◆ Exercise details: Where a line contains the string "wedi", copy that line.
--- Start Extracted data ---
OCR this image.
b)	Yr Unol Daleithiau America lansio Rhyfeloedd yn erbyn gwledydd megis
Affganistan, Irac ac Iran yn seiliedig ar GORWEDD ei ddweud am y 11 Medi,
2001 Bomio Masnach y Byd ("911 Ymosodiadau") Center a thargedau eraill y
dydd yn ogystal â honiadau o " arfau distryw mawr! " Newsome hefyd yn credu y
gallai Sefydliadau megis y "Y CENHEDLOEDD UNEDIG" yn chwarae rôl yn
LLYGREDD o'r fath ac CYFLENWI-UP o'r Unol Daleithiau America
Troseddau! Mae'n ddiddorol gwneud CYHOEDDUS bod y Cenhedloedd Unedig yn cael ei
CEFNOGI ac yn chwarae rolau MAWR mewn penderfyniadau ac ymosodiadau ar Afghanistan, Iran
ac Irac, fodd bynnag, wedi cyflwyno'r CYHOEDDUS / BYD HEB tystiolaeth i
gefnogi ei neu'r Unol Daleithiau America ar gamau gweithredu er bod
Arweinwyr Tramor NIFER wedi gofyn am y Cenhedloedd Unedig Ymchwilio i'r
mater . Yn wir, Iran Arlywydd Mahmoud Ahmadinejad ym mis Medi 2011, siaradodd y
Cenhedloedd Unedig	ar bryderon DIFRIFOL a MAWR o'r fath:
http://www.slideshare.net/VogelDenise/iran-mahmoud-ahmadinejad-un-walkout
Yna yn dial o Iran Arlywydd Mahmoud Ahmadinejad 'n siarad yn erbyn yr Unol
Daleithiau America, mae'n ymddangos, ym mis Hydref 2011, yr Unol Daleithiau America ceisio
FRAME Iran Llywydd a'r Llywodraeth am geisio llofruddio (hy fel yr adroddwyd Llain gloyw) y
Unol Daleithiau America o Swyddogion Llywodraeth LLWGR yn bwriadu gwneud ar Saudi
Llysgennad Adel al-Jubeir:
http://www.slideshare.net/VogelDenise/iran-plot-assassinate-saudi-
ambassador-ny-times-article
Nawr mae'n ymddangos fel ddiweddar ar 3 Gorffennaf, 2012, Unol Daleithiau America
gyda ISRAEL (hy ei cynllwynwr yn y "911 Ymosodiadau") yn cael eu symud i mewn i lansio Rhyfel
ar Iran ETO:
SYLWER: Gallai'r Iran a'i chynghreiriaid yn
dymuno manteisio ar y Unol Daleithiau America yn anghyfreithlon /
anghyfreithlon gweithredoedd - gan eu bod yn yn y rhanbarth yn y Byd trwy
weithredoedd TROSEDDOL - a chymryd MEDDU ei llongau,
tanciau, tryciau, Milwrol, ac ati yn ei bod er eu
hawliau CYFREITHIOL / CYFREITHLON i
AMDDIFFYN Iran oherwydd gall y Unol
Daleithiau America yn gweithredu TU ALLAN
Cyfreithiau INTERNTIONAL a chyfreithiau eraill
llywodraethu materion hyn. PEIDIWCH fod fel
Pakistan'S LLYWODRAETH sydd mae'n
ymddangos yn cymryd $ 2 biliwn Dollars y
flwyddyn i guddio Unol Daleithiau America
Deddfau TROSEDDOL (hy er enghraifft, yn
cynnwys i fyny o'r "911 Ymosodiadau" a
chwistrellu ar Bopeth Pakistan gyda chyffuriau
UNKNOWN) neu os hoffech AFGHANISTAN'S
--- End Extracted data ---
◆ Output of the exercise:
ac Irac, fodd bynnag, wedi cyflwyno'r CYHOEDDUS / BYD HEB tystiolaeth i
Arweinwyr Tramor NIFER wedi gofyn am y Cenhedloedd Unedig Ymchwilio i'r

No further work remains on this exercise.